**Aim of the task**
The records below must be retyped exactly.

==========

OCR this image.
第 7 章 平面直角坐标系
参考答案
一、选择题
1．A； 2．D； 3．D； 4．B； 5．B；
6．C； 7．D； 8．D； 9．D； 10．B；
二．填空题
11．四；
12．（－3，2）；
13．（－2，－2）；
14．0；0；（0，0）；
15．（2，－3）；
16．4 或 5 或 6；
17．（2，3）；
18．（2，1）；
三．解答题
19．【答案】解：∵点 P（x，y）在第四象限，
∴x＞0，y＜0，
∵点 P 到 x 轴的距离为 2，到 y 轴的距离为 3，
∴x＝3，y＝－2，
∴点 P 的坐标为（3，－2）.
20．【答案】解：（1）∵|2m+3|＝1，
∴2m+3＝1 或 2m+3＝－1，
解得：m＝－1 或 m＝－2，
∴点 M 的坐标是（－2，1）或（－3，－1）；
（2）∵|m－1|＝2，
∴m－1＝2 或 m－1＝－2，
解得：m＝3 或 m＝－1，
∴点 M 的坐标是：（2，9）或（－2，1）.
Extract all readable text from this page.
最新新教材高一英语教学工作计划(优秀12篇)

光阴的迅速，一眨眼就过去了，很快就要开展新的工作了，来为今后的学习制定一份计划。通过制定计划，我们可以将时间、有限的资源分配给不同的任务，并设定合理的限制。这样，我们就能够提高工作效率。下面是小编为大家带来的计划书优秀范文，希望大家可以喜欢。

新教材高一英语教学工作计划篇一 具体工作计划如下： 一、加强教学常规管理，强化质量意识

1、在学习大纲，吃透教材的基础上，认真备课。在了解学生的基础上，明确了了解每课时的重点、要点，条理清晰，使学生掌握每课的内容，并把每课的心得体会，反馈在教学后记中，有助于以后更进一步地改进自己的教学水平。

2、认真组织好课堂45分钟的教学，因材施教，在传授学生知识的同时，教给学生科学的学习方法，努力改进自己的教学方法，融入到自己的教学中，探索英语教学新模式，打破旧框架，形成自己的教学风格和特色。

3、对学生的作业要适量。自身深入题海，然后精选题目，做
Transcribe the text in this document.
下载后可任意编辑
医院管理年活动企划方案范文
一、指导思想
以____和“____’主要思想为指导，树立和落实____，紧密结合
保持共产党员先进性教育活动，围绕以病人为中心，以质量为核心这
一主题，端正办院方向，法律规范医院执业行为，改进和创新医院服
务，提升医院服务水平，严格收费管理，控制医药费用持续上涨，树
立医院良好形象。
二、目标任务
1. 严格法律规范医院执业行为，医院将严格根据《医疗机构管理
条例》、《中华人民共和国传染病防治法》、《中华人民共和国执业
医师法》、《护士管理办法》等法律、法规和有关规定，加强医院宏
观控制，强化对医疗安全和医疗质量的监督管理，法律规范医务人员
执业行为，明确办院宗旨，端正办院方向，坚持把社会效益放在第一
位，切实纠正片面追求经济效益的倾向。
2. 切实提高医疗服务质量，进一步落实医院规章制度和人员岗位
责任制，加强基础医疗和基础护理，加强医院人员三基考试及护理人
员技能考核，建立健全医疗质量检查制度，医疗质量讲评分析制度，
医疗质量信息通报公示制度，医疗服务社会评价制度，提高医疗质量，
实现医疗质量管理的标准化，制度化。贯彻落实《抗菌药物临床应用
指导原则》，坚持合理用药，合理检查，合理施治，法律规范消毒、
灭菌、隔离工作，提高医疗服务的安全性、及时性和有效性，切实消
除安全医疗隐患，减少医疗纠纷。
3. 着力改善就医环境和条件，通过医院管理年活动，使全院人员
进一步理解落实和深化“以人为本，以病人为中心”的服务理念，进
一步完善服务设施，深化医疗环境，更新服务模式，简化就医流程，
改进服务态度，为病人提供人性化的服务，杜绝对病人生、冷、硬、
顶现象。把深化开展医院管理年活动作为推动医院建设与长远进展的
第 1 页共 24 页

==========

**Full answer**
OCR this image.
第 7 章 平面直角坐标系
参考答案
一、选择题
1．A； 2．D； 3．D； 4．B； 5．B；
6．C； 7．D； 8．D； 9．D； 10．B；
二．填空题
11．四；
12．（－3，2）；
13．（－2，－2）；
14．0；0；（0，0）；
15．（2，－3）；
16．4 或 5 或 6；
17．（2，3）；
18．（2，1）；
三．解答题
19．【答案】解：∵点 P（x，y）在第四象限，
∴x＞0，y＜0，
∵点 P 到 x 轴的距离为 2，到 y 轴的距离为 3，
∴x＝3，y＝－2，
∴点 P 的坐标为（3，－2）.
20．【答案】解：（1）∵|2m+3|＝1，
∴2m+3＝1 或 2m+3＝－1，
解得：m＝－1 或 m＝－2，
∴点 M 的坐标是（－2，1）或（－3，－1）；
（2）∵|m－1|＝2，
∴m－1＝2 或 m－1＝－2，
解得：m＝3 或 m＝－1，
∴点 M 的坐标是：（2，9）或（－2，1）.
Extract all readable text from this page.
最新新教材高一英语教学工作计划(优秀12篇)

光阴的迅速，一眨眼就过去了，很快就要开展新的工作了，来为今后的学习制定一份计划。通过制定计划，我们可以将时间、有限的资源分配给不同的任务，并设定合理的限制。这样，我们就能够提高工作效率。下面是小编为大家带来的计划书优秀范文，希望大家可以喜欢。

新教材高一英语教学工作计划篇一 具体工作计划如下： 一、加强教学常规管理，强化质量意识

1、在学习大纲，吃透教材的基础上，认真备课。在了解学生的基础上，明确了了解每课时的重点、要点，条理清晰，使学生掌握每课的内容，并把每课的心得体会，反馈在教学后记中，有助于以后更进一步地改进自己的教学水平。

2、认真组织好课堂45分钟的教学，因材施教，在传授学生知识的同时，教给学生科学的学习方法，努力改进自己的教学方法，融入到自己的教学中，探索英语教学新模式，打破旧框架，形成自己的教学风格和特色。

3、对学生的作业要适量。自身深入题海，然后精选题目，做
Transcribe the text in this document.
下载后可任意编辑
医院管理年活动企划方案范文
一、指导思想
以____和“____’主要思想为指导，树立和落实____，紧密结合
保持共产党员先进性教育活动，围绕以病人为中心，以质量为核心这
一主题，端正办院方向，法律规范医院执业行为，改进和创新医院服
务，提升医院服务水平，严格收费管理，控制医药费用持续上涨，树
立医院良好形象。
二、目标任务
1. 严格法律规范医院执业行为，医院将严格根据《医疗机构管理
条例》、《中华人民共和国传染病防治法》、《中华人民共和国执业
医师法》、《护士管理办法》等法律、法规和有关规定，加强医院宏
观控制，强化对医疗安全和医疗质量的监督管理，法律规范医务人员
执业行为，明确办院宗旨，端正办院方向，坚持把社会效益放在第一
位，切实纠正片面追求经济效益的倾向。
2. 切实提高医疗服务质量，进一步落实医院规章制度和人员岗位
责任制，加强基础医疗和基础护理，加强医院人员三基考试及护理人
员技能考核，建立健全医疗质量检查制度，医疗质量讲评分析制度，
医疗质量信息通报公示制度，医疗服务社会评价制度，提高医疗质量，
实现医疗质量管理的标准化，制度化。贯彻落实《抗菌药物临床应用
指导原则》，坚持合理用药，合理检查，合理施治，法律规范消毒、
灭菌、隔离工作，提高医疗服务的安全性、及时性和有效性，切实消
除安全医疗隐患，减少医疗纠纷。
3. 着力改善就医环境和条件，通过医院管理年活动，使全院人员
进一步理解落实和深化“以人为本，以病人为中心”的服务理念，进
一步完善服务设施，深化医疗环境，更新服务模式，简化就医流程，
改进服务态度，为病人提供人性化的服务，杜绝对病人生、冷、硬、
顶现象。把深化开展医院管理年活动作为推动医院建设与长远进展的
第 1 页共 24 页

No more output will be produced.